### Task to carry out
Write out every entry exactly as it stands.

### Exercise input
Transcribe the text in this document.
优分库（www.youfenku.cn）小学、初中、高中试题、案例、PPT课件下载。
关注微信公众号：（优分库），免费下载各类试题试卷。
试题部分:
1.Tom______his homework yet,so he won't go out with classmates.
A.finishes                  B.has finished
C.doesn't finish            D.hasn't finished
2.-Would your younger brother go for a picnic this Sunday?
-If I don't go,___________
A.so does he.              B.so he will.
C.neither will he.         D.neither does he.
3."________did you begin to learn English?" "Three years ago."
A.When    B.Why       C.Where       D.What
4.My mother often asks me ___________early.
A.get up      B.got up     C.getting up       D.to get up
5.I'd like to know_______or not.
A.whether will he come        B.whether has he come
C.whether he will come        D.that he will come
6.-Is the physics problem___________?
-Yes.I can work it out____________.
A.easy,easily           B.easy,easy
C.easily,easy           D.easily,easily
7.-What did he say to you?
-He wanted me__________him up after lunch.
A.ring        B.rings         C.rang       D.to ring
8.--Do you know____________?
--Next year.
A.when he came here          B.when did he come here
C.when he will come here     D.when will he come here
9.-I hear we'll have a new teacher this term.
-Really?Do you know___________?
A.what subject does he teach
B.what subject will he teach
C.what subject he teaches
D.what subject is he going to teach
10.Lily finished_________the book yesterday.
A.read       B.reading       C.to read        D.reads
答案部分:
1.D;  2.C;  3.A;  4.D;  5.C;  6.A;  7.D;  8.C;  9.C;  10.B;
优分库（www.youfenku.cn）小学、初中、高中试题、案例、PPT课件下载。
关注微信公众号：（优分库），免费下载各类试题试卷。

### Reply
Transcribe the text in this document.
优分库（www.youfenku.cn）小学、初中、高中试题、案例、PPT课件下载。
关注微信公众号：（优分库），免费下载各类试题试卷。
试题部分:
1.Tom______his homework yet,so he won't go out with classmates.
A.finishes                  B.has finished
C.doesn't finish            D.hasn't finished
2.-Would your younger brother go for a picnic this Sunday?
-If I don't go,___________
A.so does he.              B.so he will.
C.neither will he.         D.neither does he.
3."________did you begin to learn English?" "Three years ago."
A.When    B.Why       C.Where       D.What
4.My mother often asks me ___________early.
A.get up      B.got up     C.getting up       D.to get up
5.I'd like to know_______or not.
A.whether will he come        B.whether has he come
C.whether he will come        D.that he will come
6.-Is the physics problem___________?
-Yes.I can work it out____________.
A.easy,easily           B.easy,easy
C.easily,easy           D.easily,easily
7.-What did he say to you?
-He wanted me__________him up after lunch.
A.ring        B.rings         C.rang       D.to ring
8.--Do you know____________?
--Next year.
A.when he came here          B.when did he come here
C.when he will come here     D.when will he come here
9.-I hear we'll have a new teacher this term.
-Really?Do you know___________?
A.what subject does he teach
B.what subject will he teach
C.what subject he teaches
D.what subject is he going to teach
10.Lily finished_________the book yesterday.
A.read       B.reading       C.to read        D.reads
答案部分:
1.D;  2.C;  3.A;  4.D;  5.C;  6.A;  7.D;  8.C;  9.C;  10.B;
优分库（www.youfenku.cn）小学、初中、高中试题、案例、PPT课件下载。
关注微信公众号：（优分库），免费下载各类试题试卷。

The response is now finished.